== DOCUMENT TEXT ==

SECURITIES AND EXCHANGE COMMISSION

Washington, DC 20549

 

FORM 8-K

CURRENT REPORT

Pursuant to Section 13 or 15(d) of the

Securities Exchange Act of 1934

Date of Report (Date of earliest event reported): March 3, 2015

 

Vivint Solar, Inc.

(Exact name of registrant as specified in its charter)

 

 Delaware

(State or other jurisdiction

of incorporation)

001-36642

(Commission

File Number)

45-5605880

(IRS Employer

Identification No.)

 

3301 N. Thanksgiving Way, Suite 500
Lehi, Utah 84043
(Address of principal executive offices, including zip code)

(877) 404-4129
(Registrant’s telephone number, including area code)

(Former name or former address, if changed since last report)

 

Check the appropriate box below if the Form 8-K filing is intended to simultaneously satisfy the filing obligation of the registrant under any of the following provisions (see General Instruction A.2. below):

¨Written communications pursuant to Rule 425 under the Securities Act (17 CFR 230.425)

¨Soliciting material pursuant to Rule 14a-12 under the Exchange Act (17 CFR 240.14a-12)

== DATA SECTION ==
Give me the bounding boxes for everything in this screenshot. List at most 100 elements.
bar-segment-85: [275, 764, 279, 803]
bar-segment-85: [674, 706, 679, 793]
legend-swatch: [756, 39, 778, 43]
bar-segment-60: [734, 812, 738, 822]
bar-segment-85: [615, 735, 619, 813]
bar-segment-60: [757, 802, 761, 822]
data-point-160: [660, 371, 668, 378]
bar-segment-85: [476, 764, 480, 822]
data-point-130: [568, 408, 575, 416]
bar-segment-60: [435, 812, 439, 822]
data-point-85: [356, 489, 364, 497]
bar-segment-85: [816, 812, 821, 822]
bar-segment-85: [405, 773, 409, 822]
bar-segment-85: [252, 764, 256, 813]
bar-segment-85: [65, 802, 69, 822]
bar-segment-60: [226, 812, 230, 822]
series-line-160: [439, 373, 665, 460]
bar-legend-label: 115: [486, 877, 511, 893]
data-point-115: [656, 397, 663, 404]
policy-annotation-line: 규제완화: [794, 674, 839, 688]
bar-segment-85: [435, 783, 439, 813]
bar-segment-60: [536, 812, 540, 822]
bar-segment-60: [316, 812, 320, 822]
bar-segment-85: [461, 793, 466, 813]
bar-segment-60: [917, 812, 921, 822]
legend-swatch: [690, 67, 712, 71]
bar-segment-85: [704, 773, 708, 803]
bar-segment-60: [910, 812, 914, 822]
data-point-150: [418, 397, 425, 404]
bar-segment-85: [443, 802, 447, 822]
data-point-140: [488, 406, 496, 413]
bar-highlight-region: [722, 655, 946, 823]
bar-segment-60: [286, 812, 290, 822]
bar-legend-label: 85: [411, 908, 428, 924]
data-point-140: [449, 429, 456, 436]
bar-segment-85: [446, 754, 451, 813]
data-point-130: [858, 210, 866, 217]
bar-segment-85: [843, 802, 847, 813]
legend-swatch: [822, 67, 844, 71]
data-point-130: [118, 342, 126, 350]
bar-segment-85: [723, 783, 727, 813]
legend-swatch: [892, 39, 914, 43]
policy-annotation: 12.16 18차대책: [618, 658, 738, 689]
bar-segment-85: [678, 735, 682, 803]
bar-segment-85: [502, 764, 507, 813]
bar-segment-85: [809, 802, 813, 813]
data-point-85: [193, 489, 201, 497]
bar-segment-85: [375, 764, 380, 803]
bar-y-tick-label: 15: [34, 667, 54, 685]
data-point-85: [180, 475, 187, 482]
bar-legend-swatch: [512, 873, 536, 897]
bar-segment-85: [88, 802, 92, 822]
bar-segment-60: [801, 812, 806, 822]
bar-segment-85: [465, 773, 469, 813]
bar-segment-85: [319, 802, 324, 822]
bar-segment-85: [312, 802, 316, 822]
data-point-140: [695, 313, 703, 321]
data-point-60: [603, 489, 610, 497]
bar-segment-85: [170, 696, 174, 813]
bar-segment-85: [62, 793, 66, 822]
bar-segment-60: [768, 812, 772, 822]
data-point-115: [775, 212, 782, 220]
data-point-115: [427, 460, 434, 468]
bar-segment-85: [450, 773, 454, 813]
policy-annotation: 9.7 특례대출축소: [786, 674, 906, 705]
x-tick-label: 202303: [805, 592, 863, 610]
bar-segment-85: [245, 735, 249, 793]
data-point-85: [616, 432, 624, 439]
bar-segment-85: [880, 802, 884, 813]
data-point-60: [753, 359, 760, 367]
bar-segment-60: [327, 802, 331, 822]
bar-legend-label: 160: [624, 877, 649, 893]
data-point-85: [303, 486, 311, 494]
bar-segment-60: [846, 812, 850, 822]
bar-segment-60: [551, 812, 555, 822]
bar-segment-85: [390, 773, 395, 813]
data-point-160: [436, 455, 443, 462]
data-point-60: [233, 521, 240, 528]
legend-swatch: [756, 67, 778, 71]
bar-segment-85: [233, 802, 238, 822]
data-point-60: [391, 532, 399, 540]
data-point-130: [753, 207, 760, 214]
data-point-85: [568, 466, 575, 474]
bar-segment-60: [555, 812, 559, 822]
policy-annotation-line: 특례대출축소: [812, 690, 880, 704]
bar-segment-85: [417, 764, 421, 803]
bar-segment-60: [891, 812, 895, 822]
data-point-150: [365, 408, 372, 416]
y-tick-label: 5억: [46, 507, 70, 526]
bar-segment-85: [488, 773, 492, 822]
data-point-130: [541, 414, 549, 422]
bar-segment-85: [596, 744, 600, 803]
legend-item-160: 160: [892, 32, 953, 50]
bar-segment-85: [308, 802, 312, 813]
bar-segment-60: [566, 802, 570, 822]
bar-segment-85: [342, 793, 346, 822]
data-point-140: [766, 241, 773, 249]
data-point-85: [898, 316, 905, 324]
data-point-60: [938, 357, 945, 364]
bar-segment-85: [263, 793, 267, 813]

== DIRECTION 1 ==
Duplicate the Form 8-K cover page between "3301 N. Thanksgiving" and "(17 CFR 230.425)", inclusive.
== DIRECTION 2 ==
According to the Form 8-K cover page, in what state is Vivint Solar, Inc. incorporated?

== FULL ANSWER 1 ==
3301 N. Thanksgiving Way, Suite 500
Lehi, Utah 84043
(Address of principal executive offices, including zip code)

(877) 404-4129
(Registrant’s telephone number, including area code)

(Former name or former address, if changed since last report)

 

Check the appropriate box below if the Form 8-K filing is intended to simultaneously satisfy the filing obligation of the registrant under any of the following provisions (see General Instruction A.2. below):

¨Written communications pursuant to Rule 425 under the Securities Act (17 CFR 230.425)

== FULL ANSWER 2 ==
Delaware